Leave the pictures out. Return all other data exactly.

++++ DATASET ROWS

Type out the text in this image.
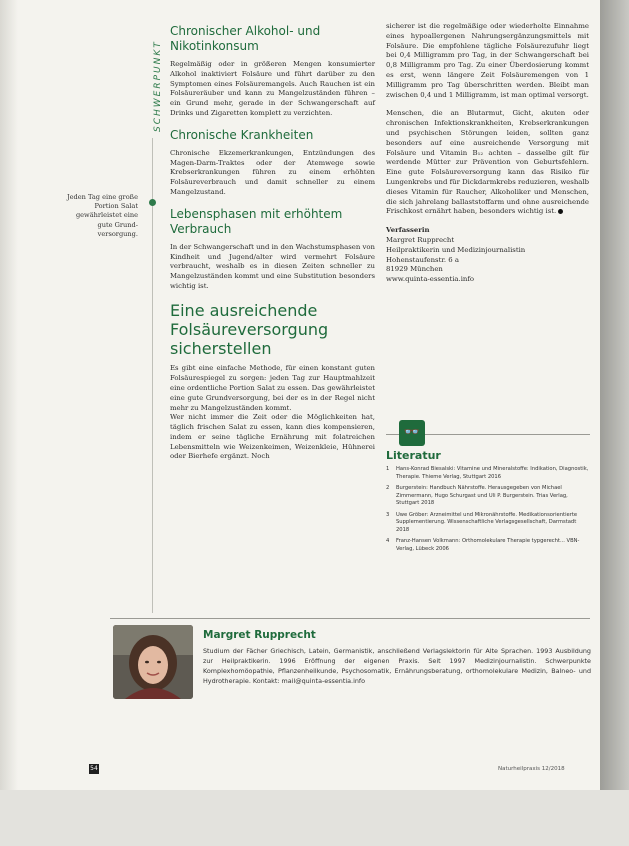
SCHWERPUNKT
Jeden Tag eine große Portion Salat gewährleistet eine gute Grund-versorgung.
Chronischer Alkohol- und Nikotinkonsum

Regelmäßig oder in größeren Mengen konsumierter Alkohol inaktiviert Folsäure und führt darüber zu den Symptomen eines Folsäuremangels. Auch Rauchen ist ein Folsäureräuber und kann zu Mangelzuständen führen – ein Grund mehr, gerade in der Schwangerschaft auf Drinks und Zigaretten komplett zu verzichten.

Chronische Krankheiten

Chronische Ekzemerkrankungen, Entzündungen des Magen-Darm-Traktes oder der Atemwege sowie Krebserkrankungen führen zu einem erhöhten Folsäureverbrauch und damit schneller zu einem Mangelzustand.

Lebensphasen mit erhöhtem Verbrauch

In der Schwangerschaft und in den Wachstumsphasen von Kindheit und Jugend/alter wird vermehrt Folsäure verbraucht, weshalb es in diesen Zeiten schneller zu Mangelzuständen kommt und eine Substitution besonders wichtig ist.

Eine ausreichende Folsäureversorgung sicherstellen

Es gibt eine einfache Methode, für einen konstant guten Folsäurespiegel zu sorgen: jeden Tag zur Hauptmahlzeit eine ordentliche Portion Salat zu essen. Das gewährleistet eine gute Grundversorgung, bei der es in der Regel nicht mehr zu Mangelzuständen kommt.

Wer nicht immer die Zeit oder die Möglichkeiten hat, täglich frischen Salat zu essen, kann dies kompensieren, indem er seine tägliche Ernährung mit folatreichen Lebensmitteln wie Weizenkeimen, Weizenkleie, Hühnerei oder Bierhefe ergänzt. Noch

sicherer ist die regelmäßige oder wiederholte Einnahme eines hypoallergenen Nahrungsergänzungsmittels mit Folsäure. Die empfohlene tägliche Folsäurezufuhr liegt bei 0,4 Milligramm pro Tag, in der Schwangerschaft bei 0,8 Milligramm pro Tag. Zu einer Überdosierung kommt es erst, wenn längere Zeit Folsäuremengen von 1 Milligramm pro Tag überschritten werden. Bleibt man zwischen 0,4 und 1 Milligramm, ist man optimal versorgt.

Menschen, die an Blutarmut, Gicht, akuten oder chronischen Infektionskrankheiten, Krebserkrankungen und psychischen Störungen leiden, sollten ganz besonders auf eine ausreichende Versorgung mit Folsäure und Vitamin B₁₂ achten – dasselbe gilt für werdende Mütter zur Prävention von Geburtsfehlern. Eine gute Folsäureversorgung kann das Risiko für Lungenkrebs und für Dickdarmkrebs reduzieren, weshalb dieses Vitamin für Raucher, Alkoholiker und Menschen, die sich jahrelang ballaststoffarm und ohne ausreichende Frischkost ernährt haben, besonders wichtig ist.

Verfasserin

Margret Rupprecht

Heilpraktikerin und Medizinjournalistin

Hohenstaufenstr. 6 a

81929 München

www.quinta-essentia.info

👓
Literatur
1	Hans-Konrad Biesalski: Vitamine und Mineralstoffe: Indikation, Diagnostik, Therapie. Thieme Verlag, Stuttgart 2016
2	Burgerstein: Handbuch Nährstoffe. Herausgegeben von Michael Zimmermann, Hugo Schurgast und Uli P. Burgerstein. Trias Verlag, Stuttgart 2018
3	Uwe Gröber: Arzneimittel und Mikronährstoffe. Medikationsorientierte Supplementierung. Wissenschaftliche Verlagsgesellschaft, Darmstadt 2018
4	Franz-Hansen Volkmann: Orthomolekulare Therapie typgerecht... VBN-Verlag, Lübeck 2006
Margret Rupprecht
Studium der Fächer Griechisch, Latein, Germanistik, anschließend Verlagslektorin für Alte Sprachen. 1993 Ausbildung zur Heilpraktikerin. 1996 Eröffnung der eigenen Praxis. Seit 1997 Medizinjournalistin. Schwerpunkte Komplexhomöopathie, Pflanzenheilkunde, Psychosomatik, Ernährungsberatung, orthomolekulare Medizin, Balneo- und Hydrotherapie. Kontakt: mail@quinta-essentia.info
54	Naturheilpraxis 12/2018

++++++++

■ **RESULT OF THIS EXERCISE**
Type out the text in this image.
SCHWERPUNKT
Jeden Tag eine große Portion Salat gewährleistet eine gute Grund-versorgung.
Chronischer Alkohol- und Nikotinkonsum

Regelmäßig oder in größeren Mengen konsumierter Alkohol inaktiviert Folsäure und führt darüber zu den Symptomen eines Folsäuremangels. Auch Rauchen ist ein Folsäureräuber und kann zu Mangelzuständen führen – ein Grund mehr, gerade in der Schwangerschaft auf Drinks und Zigaretten komplett zu verzichten.

Chronische Krankheiten

Chronische Ekzemerkrankungen, Entzündungen des Magen-Darm-Traktes oder der Atemwege sowie Krebserkrankungen führen zu einem erhöhten Folsäureverbrauch und damit schneller zu einem Mangelzustand.

Lebensphasen mit erhöhtem Verbrauch

In der Schwangerschaft und in den Wachstumsphasen von Kindheit und Jugend/alter wird vermehrt Folsäure verbraucht, weshalb es in diesen Zeiten schneller zu Mangelzuständen kommt und eine Substitution besonders wichtig ist.

Eine ausreichende Folsäureversorgung sicherstellen

Es gibt eine einfache Methode, für einen konstant guten Folsäurespiegel zu sorgen: jeden Tag zur Hauptmahlzeit eine ordentliche Portion Salat zu essen. Das gewährleistet eine gute Grundversorgung, bei der es in der Regel nicht mehr zu Mangelzuständen kommt.

Wer nicht immer die Zeit oder die Möglichkeiten hat, täglich frischen Salat zu essen, kann dies kompensieren, indem er seine tägliche Ernährung mit folatreichen Lebensmitteln wie Weizenkeimen, Weizenkleie, Hühnerei oder Bierhefe ergänzt. Noch

sicherer ist die regelmäßige oder wiederholte Einnahme eines hypoallergenen Nahrungsergänzungsmittels mit Folsäure. Die empfohlene tägliche Folsäurezufuhr liegt bei 0,4 Milligramm pro Tag, in der Schwangerschaft bei 0,8 Milligramm pro Tag. Zu einer Überdosierung kommt es erst, wenn längere Zeit Folsäuremengen von 1 Milligramm pro Tag überschritten werden. Bleibt man zwischen 0,4 und 1 Milligramm, ist man optimal versorgt.

Menschen, die an Blutarmut, Gicht, akuten oder chronischen Infektionskrankheiten, Krebserkrankungen und psychischen Störungen leiden, sollten ganz besonders auf eine ausreichende Versorgung mit Folsäure und Vitamin B₁₂ achten – dasselbe gilt für werdende Mütter zur Prävention von Geburtsfehlern. Eine gute Folsäureversorgung kann das Risiko für Lungenkrebs und für Dickdarmkrebs reduzieren, weshalb dieses Vitamin für Raucher, Alkoholiker und Menschen, die sich jahrelang ballaststoffarm und ohne ausreichende Frischkost ernährt haben, besonders wichtig ist.

Verfasserin

Margret Rupprecht

Heilpraktikerin und Medizinjournalistin

Hohenstaufenstr. 6 a

81929 München

www.quinta-essentia.info

👓
Literatur
1	Hans-Konrad Biesalski: Vitamine und Mineralstoffe: Indikation, Diagnostik, Therapie. Thieme Verlag, Stuttgart 2016
2	Burgerstein: Handbuch Nährstoffe. Herausgegeben von Michael Zimmermann, Hugo Schurgast und Uli P. Burgerstein. Trias Verlag, Stuttgart 2018
3	Uwe Gröber: Arzneimittel und Mikronährstoffe. Medikationsorientierte Supplementierung. Wissenschaftliche Verlagsgesellschaft, Darmstadt 2018
4	Franz-Hansen Volkmann: Orthomolekulare Therapie typgerecht... VBN-Verlag, Lübeck 2006
Margret Rupprecht
Studium der Fächer Griechisch, Latein, Germanistik, anschließend Verlagslektorin für Alte Sprachen. 1993 Ausbildung zur Heilpraktikerin. 1996 Eröffnung der eigenen Praxis. Seit 1997 Medizinjournalistin. Schwerpunkte Komplexhomöopathie, Pflanzenheilkunde, Psychosomatik, Ernährungsberatung, orthomolekulare Medizin, Balneo- und Hydrotherapie. Kontakt: mail@quinta-essentia.info
54	Naturheilpraxis 12/2018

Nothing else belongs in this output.